**Task details:** Reproduce the entries from the very first line down to the line containing "266, 305, 306]", with both of those lines included.

══ Dataset extract ══

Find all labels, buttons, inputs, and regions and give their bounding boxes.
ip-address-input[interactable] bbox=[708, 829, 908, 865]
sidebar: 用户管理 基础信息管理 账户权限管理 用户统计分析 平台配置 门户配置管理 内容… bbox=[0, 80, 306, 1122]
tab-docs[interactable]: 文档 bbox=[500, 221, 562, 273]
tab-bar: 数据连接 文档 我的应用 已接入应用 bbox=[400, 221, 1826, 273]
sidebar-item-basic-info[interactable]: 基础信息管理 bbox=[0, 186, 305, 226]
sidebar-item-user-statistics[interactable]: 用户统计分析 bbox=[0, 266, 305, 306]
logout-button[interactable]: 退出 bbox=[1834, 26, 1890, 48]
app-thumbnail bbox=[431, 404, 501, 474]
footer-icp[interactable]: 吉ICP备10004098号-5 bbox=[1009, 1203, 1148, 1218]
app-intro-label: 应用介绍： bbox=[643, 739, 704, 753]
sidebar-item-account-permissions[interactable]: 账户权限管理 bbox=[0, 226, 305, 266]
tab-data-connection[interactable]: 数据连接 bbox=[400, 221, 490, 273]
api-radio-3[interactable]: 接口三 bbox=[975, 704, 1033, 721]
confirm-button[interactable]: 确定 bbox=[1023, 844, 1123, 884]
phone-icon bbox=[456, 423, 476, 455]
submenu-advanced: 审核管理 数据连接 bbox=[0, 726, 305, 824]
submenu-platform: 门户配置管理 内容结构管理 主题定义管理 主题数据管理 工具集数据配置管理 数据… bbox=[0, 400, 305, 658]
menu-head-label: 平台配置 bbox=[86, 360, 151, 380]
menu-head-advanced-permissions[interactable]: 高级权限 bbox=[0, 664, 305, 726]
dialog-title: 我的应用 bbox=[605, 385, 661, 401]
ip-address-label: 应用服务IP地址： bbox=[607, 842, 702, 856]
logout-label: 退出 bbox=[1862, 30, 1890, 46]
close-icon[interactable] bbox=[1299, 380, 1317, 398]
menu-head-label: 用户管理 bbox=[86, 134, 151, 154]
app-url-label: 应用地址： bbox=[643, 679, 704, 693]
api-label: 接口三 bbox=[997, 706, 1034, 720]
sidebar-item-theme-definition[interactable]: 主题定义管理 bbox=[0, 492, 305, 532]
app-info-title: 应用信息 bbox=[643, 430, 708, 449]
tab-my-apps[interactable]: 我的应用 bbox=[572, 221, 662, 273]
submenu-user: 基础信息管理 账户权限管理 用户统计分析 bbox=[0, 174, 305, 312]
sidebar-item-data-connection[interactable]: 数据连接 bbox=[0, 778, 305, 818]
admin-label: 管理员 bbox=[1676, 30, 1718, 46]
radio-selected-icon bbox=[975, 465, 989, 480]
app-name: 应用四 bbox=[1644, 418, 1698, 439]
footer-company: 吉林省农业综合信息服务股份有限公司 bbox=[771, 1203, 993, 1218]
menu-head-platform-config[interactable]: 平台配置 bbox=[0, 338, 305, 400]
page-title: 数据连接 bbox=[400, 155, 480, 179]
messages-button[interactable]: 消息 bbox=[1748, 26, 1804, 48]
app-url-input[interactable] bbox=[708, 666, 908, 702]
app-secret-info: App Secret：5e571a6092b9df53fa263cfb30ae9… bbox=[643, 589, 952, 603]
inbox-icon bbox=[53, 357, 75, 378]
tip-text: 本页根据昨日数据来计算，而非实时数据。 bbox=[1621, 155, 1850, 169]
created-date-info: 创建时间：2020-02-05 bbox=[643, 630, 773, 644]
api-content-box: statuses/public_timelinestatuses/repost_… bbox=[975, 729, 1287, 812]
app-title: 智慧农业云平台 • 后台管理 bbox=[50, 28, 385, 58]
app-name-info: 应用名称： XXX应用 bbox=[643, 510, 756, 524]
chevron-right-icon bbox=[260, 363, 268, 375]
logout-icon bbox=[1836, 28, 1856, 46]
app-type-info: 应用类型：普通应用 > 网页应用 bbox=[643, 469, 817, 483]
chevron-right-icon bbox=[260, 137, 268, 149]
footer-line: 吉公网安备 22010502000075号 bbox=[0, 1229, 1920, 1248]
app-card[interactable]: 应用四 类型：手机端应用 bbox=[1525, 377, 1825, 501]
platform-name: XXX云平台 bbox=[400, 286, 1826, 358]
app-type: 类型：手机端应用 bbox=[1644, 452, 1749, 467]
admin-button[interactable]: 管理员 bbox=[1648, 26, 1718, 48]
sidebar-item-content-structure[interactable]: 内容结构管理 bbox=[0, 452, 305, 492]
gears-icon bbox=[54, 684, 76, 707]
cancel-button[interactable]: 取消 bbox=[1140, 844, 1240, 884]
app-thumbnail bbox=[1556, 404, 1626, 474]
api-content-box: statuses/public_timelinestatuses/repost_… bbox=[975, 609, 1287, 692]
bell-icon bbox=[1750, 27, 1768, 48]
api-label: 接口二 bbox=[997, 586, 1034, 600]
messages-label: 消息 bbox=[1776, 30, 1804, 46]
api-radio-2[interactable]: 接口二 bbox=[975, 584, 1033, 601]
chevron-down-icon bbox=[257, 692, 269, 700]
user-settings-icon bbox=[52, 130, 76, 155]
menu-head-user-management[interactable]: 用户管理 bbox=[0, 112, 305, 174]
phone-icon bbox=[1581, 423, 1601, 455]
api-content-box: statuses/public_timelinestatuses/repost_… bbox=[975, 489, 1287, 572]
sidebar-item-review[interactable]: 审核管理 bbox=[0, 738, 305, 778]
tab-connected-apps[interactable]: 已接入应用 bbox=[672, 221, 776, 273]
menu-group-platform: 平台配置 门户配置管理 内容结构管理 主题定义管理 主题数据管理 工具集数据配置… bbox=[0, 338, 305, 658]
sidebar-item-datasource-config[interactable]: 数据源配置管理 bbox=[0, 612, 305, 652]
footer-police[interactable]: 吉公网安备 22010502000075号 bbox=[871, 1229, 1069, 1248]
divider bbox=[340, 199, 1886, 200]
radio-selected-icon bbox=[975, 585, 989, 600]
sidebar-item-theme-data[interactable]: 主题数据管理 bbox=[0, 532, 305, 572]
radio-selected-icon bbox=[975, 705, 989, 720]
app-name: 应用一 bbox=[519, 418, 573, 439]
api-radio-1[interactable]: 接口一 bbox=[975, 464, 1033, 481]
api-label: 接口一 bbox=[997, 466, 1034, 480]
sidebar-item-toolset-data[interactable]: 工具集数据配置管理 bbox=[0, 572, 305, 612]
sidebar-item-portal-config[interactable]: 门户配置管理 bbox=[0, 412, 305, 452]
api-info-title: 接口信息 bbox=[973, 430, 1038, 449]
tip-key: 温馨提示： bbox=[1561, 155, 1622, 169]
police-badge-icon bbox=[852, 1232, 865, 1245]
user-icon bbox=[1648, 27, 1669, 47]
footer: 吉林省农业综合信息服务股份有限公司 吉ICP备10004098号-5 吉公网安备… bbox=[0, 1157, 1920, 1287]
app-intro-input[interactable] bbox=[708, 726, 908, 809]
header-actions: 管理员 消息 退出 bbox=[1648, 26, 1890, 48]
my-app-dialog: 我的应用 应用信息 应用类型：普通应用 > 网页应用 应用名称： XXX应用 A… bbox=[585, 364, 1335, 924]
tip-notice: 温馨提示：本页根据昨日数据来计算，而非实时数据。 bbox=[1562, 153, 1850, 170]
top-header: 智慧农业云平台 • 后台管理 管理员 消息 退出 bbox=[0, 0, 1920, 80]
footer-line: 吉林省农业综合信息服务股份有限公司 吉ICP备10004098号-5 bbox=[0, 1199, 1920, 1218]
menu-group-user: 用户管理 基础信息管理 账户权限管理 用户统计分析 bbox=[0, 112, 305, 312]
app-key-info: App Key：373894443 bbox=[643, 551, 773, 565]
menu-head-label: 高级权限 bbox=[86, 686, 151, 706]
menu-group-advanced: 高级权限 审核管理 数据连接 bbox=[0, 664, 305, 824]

═══

**Solution below:**
Find all labels, buttons, inputs, and regions and give their bounding boxes.
ip-address-input[interactable] bbox=[708, 829, 908, 865]
sidebar: 用户管理 基础信息管理 账户权限管理 用户统计分析 平台配置 门户配置管理 内容… bbox=[0, 80, 306, 1122]
tab-docs[interactable]: 文档 bbox=[500, 221, 562, 273]
tab-bar: 数据连接 文档 我的应用 已接入应用 bbox=[400, 221, 1826, 273]
sidebar-item-basic-info[interactable]: 基础信息管理 bbox=[0, 186, 305, 226]
sidebar-item-user-statistics[interactable]: 用户统计分析 bbox=[0, 266, 305, 306]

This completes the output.